Data rows

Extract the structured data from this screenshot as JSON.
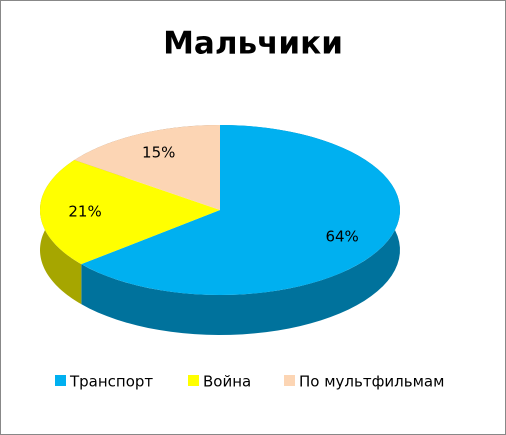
{
  "chart_data": {
    "type": "pie",
    "title": "Мальчики",
    "categories": [
      "Транспорт",
      "Война",
      "По мультфильмам"
    ],
    "values": [
      64,
      21,
      15
    ],
    "value_labels": [
      "64%",
      "21%",
      "15%"
    ],
    "colors": [
      "#00b0f0",
      "#ffff00",
      "#fcd5b4"
    ],
    "legend": "bottom"
  }
}
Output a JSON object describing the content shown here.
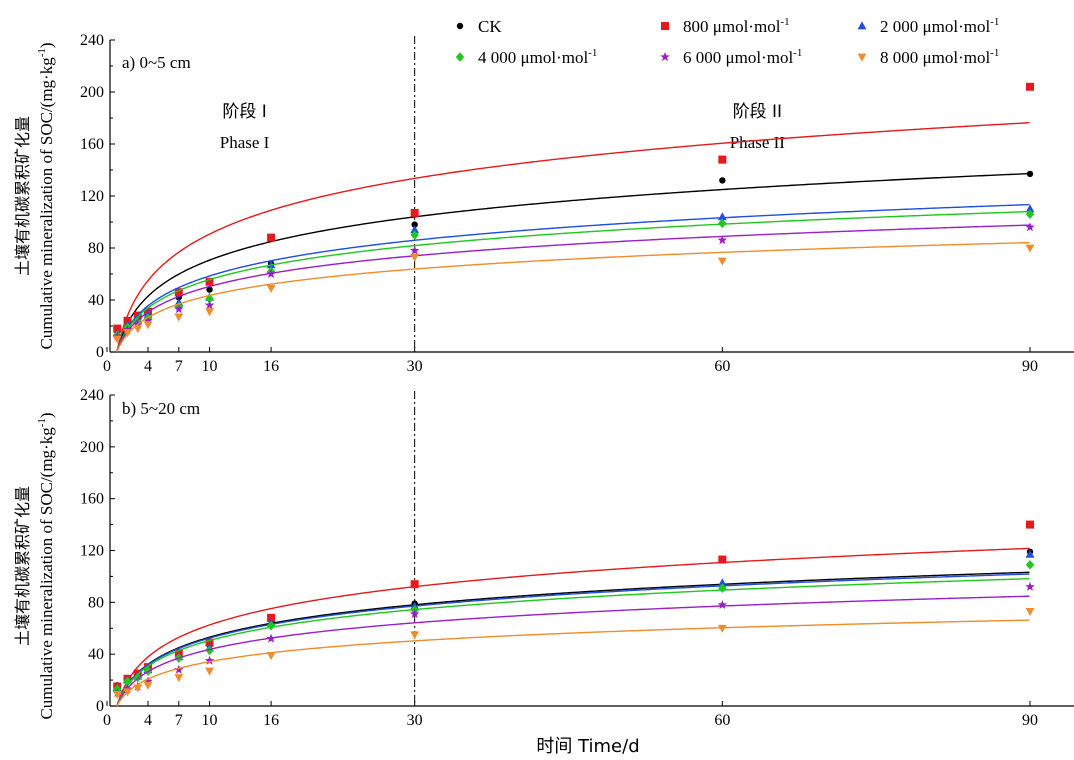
{
  "legend": [
    {
      "key": "ck",
      "label": "CK",
      "unit_sup": "",
      "color": "#000000",
      "marker": "circle"
    },
    {
      "key": "s800",
      "label": "800 μmol·mol",
      "unit_sup": "-1",
      "color": "#e41a1c",
      "marker": "square"
    },
    {
      "key": "s2000",
      "label": "2 000 μmol·mol",
      "unit_sup": "-1",
      "color": "#1f4ee0",
      "marker": "triangle-up"
    },
    {
      "key": "s4000",
      "label": "4 000 μmol·mol",
      "unit_sup": "-1",
      "color": "#1ec81e",
      "marker": "diamond"
    },
    {
      "key": "s6000",
      "label": "6 000 μmol·mol",
      "unit_sup": "-1",
      "color": "#9b1fc8",
      "marker": "star"
    },
    {
      "key": "s8000",
      "label": "8 000 μmol·mol",
      "unit_sup": "-1",
      "color": "#f08c2a",
      "marker": "triangle-down"
    }
  ],
  "ylabel_cn": "土壤有机碳累积矿化量",
  "ylabel_en": "Cumulative mineralization of SOC/(mg·kg",
  "ylabel_sup": "-1",
  "ylabel_close": ")",
  "xlabel": "时间 Time/d",
  "chart_data": [
    {
      "type": "scatter",
      "panel_label": "a) 0~5 cm",
      "phase_labels": [
        {
          "cn": "阶段 I",
          "en": "Phase I",
          "x": 10
        },
        {
          "cn": "阶段 II",
          "en": "Phase II",
          "x": 60
        }
      ],
      "divider_x": 30,
      "xlim": [
        0,
        90
      ],
      "ylim": [
        0,
        240
      ],
      "xticks": [
        0,
        4,
        7,
        10,
        16,
        30,
        60,
        90
      ],
      "yticks": [
        0,
        40,
        80,
        120,
        160,
        200,
        240
      ],
      "x": [
        1,
        2,
        3,
        4,
        7,
        10,
        16,
        30,
        60,
        90
      ],
      "series": [
        {
          "key": "ck",
          "values": [
            16,
            22,
            26,
            30,
            42,
            48,
            68,
            98,
            132,
            137
          ],
          "fit": {
            "a": 30.3,
            "b": 0.9
          }
        },
        {
          "key": "s800",
          "values": [
            18,
            24,
            28,
            31,
            46,
            54,
            88,
            107,
            148,
            204
          ],
          "fit": {
            "a": 39.0,
            "b": 0.9
          }
        },
        {
          "key": "s2000",
          "values": [
            14,
            21,
            25,
            29,
            38,
            42,
            67,
            94,
            104,
            110
          ],
          "fit": {
            "a": 25.0,
            "b": 0.9
          }
        },
        {
          "key": "s4000",
          "values": [
            13,
            19,
            23,
            26,
            35,
            41,
            62,
            90,
            99,
            106
          ],
          "fit": {
            "a": 23.8,
            "b": 0.9
          }
        },
        {
          "key": "s6000",
          "values": [
            12,
            17,
            21,
            24,
            33,
            36,
            60,
            78,
            86,
            96
          ],
          "fit": {
            "a": 21.5,
            "b": 0.9
          }
        },
        {
          "key": "s8000",
          "values": [
            10,
            15,
            18,
            21,
            27,
            31,
            49,
            73,
            70,
            80
          ],
          "fit": {
            "a": 18.5,
            "b": 0.9
          }
        }
      ]
    },
    {
      "type": "scatter",
      "panel_label": "b) 5~20 cm",
      "divider_x": 30,
      "xlim": [
        0,
        90
      ],
      "ylim": [
        0,
        240
      ],
      "xticks": [
        0,
        4,
        7,
        10,
        16,
        30,
        60,
        90
      ],
      "yticks": [
        0,
        40,
        80,
        120,
        160,
        200,
        240
      ],
      "x": [
        1,
        2,
        3,
        4,
        7,
        10,
        16,
        30,
        60,
        90
      ],
      "series": [
        {
          "key": "ck",
          "values": [
            16,
            21,
            24,
            29,
            40,
            47,
            66,
            79,
            93,
            119
          ],
          "fit": {
            "a": 22.8,
            "b": 0.6
          }
        },
        {
          "key": "s800",
          "values": [
            15,
            21,
            25,
            30,
            41,
            49,
            68,
            94,
            113,
            140
          ],
          "fit": {
            "a": 26.9,
            "b": 0.6
          }
        },
        {
          "key": "s2000",
          "values": [
            14,
            20,
            23,
            28,
            38,
            45,
            64,
            77,
            95,
            117
          ],
          "fit": {
            "a": 22.5,
            "b": 0.6
          }
        },
        {
          "key": "s4000",
          "values": [
            13,
            19,
            22,
            27,
            37,
            43,
            62,
            74,
            91,
            109
          ],
          "fit": {
            "a": 21.7,
            "b": 0.6
          }
        },
        {
          "key": "s6000",
          "values": [
            10,
            13,
            15,
            19,
            28,
            35,
            52,
            71,
            78,
            92
          ],
          "fit": {
            "a": 18.7,
            "b": 0.6
          }
        },
        {
          "key": "s8000",
          "values": [
            9,
            11,
            14,
            16,
            22,
            27,
            39,
            55,
            60,
            73
          ],
          "fit": {
            "a": 14.6,
            "b": 0.6
          }
        }
      ]
    }
  ]
}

Required work
Your copy should hold every record word for word and none of the pictures.

Full answer
Extract the structured data from this screenshot as JSON.
{
  "chart_data": {
    "type": "pie",
    "title": "Мальчики",
    "categories": [
      "Транспорт",
      "Война",
      "По мультфильмам"
    ],
    "values": [
      64,
      21,
      15
    ],
    "value_labels": [
      "64%",
      "21%",
      "15%"
    ],
    "colors": [
      "#00b0f0",
      "#ffff00",
      "#fcd5b4"
    ],
    "legend": "bottom"
  }
}
Output a JSON object describing the content shown here.
{
  "legend": [
    {
      "key": "ck",
      "label": "CK",
      "unit_sup": "",
      "color": "#000000",
      "marker": "circle"
    },
    {
      "key": "s800",
      "label": "800 μmol·mol",
      "unit_sup": "-1",
      "color": "#e41a1c",
      "marker": "square"
    },
    {
      "key": "s2000",
      "label": "2 000 μmol·mol",
      "unit_sup": "-1",
      "color": "#1f4ee0",
      "marker": "triangle-up"
    },
    {
      "key": "s4000",
      "label": "4 000 μmol·mol",
      "unit_sup": "-1",
      "color": "#1ec81e",
      "marker": "diamond"
    },
    {
      "key": "s6000",
      "label": "6 000 μmol·mol",
      "unit_sup": "-1",
      "color": "#9b1fc8",
      "marker": "star"
    },
    {
      "key": "s8000",
      "label": "8 000 μmol·mol",
      "unit_sup": "-1",
      "color": "#f08c2a",
      "marker": "triangle-down"
    }
  ],
  "ylabel_cn": "土壤有机碳累积矿化量",
  "ylabel_en": "Cumulative mineralization of SOC/(mg·kg",
  "ylabel_sup": "-1",
  "ylabel_close": ")",
  "xlabel": "时间 Time/d",
  "chart_data": [
    {
      "type": "scatter",
      "panel_label": "a) 0~5 cm",
      "phase_labels": [
        {
          "cn": "阶段 I",
          "en": "Phase I",
          "x": 10
        },
        {
          "cn": "阶段 II",
          "en": "Phase II",
          "x": 60
        }
      ],
      "divider_x": 30,
      "xlim": [
        0,
        90
      ],
      "ylim": [
        0,
        240
      ],
      "xticks": [
        0,
        4,
        7,
        10,
        16,
        30,
        60,
        90
      ],
      "yticks": [
        0,
        40,
        80,
        120,
        160,
        200,
        240
      ],
      "x": [
        1,
        2,
        3,
        4,
        7,
        10,
        16,
        30,
        60,
        90
      ],
      "series": [
        {
          "key": "ck",
          "values": [
            16,
            22,
            26,
            30,
            42,
            48,
            68,
            98,
            132,
            137
          ],
          "fit": {
            "a": 30.3,
            "b": 0.9
          }
        },
        {
          "key": "s800",
          "values": [
            18,
            24,
            28,
            31,
            46,
            54,
            88,
            107,
            148,
            204
          ],
          "fit": {
            "a": 39.0,
            "b": 0.9
          }
        },
        {
          "key": "s2000",
          "values": [
            14,
            21,
            25,
            29,
            38,
            42,
            67,
            94,
            104,
            110
          ],
          "fit": {
            "a": 25.0,
            "b": 0.9
          }
        },
        {
          "key": "s4000",
          "values": [
            13,
            19,
            23,
            26,
            35,
            41,
            62,
            90,
            99,
            106
          ],
          "fit": {
            "a": 23.8,
            "b": 0.9
          }
        },
        {
          "key": "s6000",
          "values": [
            12,
            17,
            21,
            24,
            33,
            36,
            60,
            78,
            86,
            96
          ],
          "fit": {
            "a": 21.5,
            "b": 0.9
          }
        },
        {
          "key": "s8000",
          "values": [
            10,
            15,
            18,
            21,
            27,
            31,
            49,
            73,
            70,
            80
          ],
          "fit": {
            "a": 18.5,
            "b": 0.9
          }
        }
      ]
    },
    {
      "type": "scatter",
      "panel_label": "b) 5~20 cm",
      "divider_x": 30,
      "xlim": [
        0,
        90
      ],
      "ylim": [
        0,
        240
      ],
      "xticks": [
        0,
        4,
        7,
        10,
        16,
        30,
        60,
        90
      ],
      "yticks": [
        0,
        40,
        80,
        120,
        160,
        200,
        240
      ],
      "x": [
        1,
        2,
        3,
        4,
        7,
        10,
        16,
        30,
        60,
        90
      ],
      "series": [
        {
          "key": "ck",
          "values": [
            16,
            21,
            24,
            29,
            40,
            47,
            66,
            79,
            93,
            119
          ],
          "fit": {
            "a": 22.8,
            "b": 0.6
          }
        },
        {
          "key": "s800",
          "values": [
            15,
            21,
            25,
            30,
            41,
            49,
            68,
            94,
            113,
            140
          ],
          "fit": {
            "a": 26.9,
            "b": 0.6
          }
        },
        {
          "key": "s2000",
          "values": [
            14,
            20,
            23,
            28,
            38,
            45,
            64,
            77,
            95,
            117
          ],
          "fit": {
            "a": 22.5,
            "b": 0.6
          }
        },
        {
          "key": "s4000",
          "values": [
            13,
            19,
            22,
            27,
            37,
            43,
            62,
            74,
            91,
            109
          ],
          "fit": {
            "a": 21.7,
            "b": 0.6
          }
        },
        {
          "key": "s6000",
          "values": [
            10,
            13,
            15,
            19,
            28,
            35,
            52,
            71,
            78,
            92
          ],
          "fit": {
            "a": 18.7,
            "b": 0.6
          }
        },
        {
          "key": "s8000",
          "values": [
            9,
            11,
            14,
            16,
            22,
            27,
            39,
            55,
            60,
            73
          ],
          "fit": {
            "a": 14.6,
            "b": 0.6
          }
        }
      ]
    }
  ]
}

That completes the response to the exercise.